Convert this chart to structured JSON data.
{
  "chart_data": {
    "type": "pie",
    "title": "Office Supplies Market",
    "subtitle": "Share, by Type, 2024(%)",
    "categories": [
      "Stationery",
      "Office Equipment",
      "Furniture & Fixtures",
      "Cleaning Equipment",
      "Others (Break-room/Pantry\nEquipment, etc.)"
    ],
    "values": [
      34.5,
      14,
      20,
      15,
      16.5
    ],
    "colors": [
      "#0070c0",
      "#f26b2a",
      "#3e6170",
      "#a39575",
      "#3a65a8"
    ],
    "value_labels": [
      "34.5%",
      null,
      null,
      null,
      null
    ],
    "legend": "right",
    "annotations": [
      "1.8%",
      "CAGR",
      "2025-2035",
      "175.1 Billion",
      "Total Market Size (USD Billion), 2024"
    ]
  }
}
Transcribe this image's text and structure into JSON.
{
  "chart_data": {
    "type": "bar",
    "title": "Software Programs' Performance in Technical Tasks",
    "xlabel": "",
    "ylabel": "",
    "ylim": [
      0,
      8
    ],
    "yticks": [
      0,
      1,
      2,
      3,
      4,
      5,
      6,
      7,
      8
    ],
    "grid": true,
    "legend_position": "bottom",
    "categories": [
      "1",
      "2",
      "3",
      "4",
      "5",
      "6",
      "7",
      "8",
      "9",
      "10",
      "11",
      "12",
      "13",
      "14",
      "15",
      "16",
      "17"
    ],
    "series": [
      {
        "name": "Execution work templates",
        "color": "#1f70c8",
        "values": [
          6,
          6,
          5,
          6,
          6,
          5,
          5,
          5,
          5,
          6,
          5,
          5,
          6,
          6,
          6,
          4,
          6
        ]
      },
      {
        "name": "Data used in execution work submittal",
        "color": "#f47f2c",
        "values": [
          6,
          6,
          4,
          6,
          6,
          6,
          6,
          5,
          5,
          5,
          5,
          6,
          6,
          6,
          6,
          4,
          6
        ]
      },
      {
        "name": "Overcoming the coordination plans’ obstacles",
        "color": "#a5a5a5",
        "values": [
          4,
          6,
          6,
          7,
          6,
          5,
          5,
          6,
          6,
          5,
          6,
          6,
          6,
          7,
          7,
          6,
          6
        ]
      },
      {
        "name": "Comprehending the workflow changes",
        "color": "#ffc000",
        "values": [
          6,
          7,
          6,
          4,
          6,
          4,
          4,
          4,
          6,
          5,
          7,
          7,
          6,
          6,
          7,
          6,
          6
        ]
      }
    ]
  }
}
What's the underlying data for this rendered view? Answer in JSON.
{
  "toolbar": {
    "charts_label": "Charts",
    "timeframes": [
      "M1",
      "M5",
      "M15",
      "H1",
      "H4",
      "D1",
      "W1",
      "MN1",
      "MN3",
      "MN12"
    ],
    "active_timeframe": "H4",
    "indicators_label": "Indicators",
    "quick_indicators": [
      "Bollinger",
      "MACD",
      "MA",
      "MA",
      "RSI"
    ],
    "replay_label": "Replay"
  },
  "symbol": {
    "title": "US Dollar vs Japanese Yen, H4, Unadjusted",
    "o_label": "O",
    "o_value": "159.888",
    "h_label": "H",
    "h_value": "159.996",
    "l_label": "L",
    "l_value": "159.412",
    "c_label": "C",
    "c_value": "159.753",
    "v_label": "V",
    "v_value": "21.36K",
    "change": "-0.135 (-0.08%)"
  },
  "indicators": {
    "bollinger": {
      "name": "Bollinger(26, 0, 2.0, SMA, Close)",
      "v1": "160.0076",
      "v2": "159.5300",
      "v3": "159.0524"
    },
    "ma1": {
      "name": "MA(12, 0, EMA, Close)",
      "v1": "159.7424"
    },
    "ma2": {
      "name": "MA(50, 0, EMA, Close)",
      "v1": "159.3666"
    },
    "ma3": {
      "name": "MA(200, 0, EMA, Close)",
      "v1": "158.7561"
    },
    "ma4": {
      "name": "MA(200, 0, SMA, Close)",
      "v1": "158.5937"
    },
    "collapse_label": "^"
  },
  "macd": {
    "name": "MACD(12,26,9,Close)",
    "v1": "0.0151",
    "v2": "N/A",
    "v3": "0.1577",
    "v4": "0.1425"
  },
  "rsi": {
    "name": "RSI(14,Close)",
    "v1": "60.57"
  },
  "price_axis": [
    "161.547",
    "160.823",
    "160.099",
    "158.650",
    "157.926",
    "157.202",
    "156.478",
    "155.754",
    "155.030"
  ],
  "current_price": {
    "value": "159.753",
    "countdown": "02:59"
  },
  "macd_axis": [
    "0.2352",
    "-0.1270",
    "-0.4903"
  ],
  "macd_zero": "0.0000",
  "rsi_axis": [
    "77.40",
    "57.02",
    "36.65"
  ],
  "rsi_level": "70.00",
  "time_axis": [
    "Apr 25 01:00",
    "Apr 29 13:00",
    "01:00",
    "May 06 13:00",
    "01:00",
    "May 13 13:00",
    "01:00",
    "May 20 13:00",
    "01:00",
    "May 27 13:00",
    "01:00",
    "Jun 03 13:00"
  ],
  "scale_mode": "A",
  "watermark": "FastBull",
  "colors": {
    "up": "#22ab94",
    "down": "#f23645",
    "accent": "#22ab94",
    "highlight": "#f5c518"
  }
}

::::

To do: Check every line in the material above for the string "JSON", then give only the number of lines that have it.

Reply: 3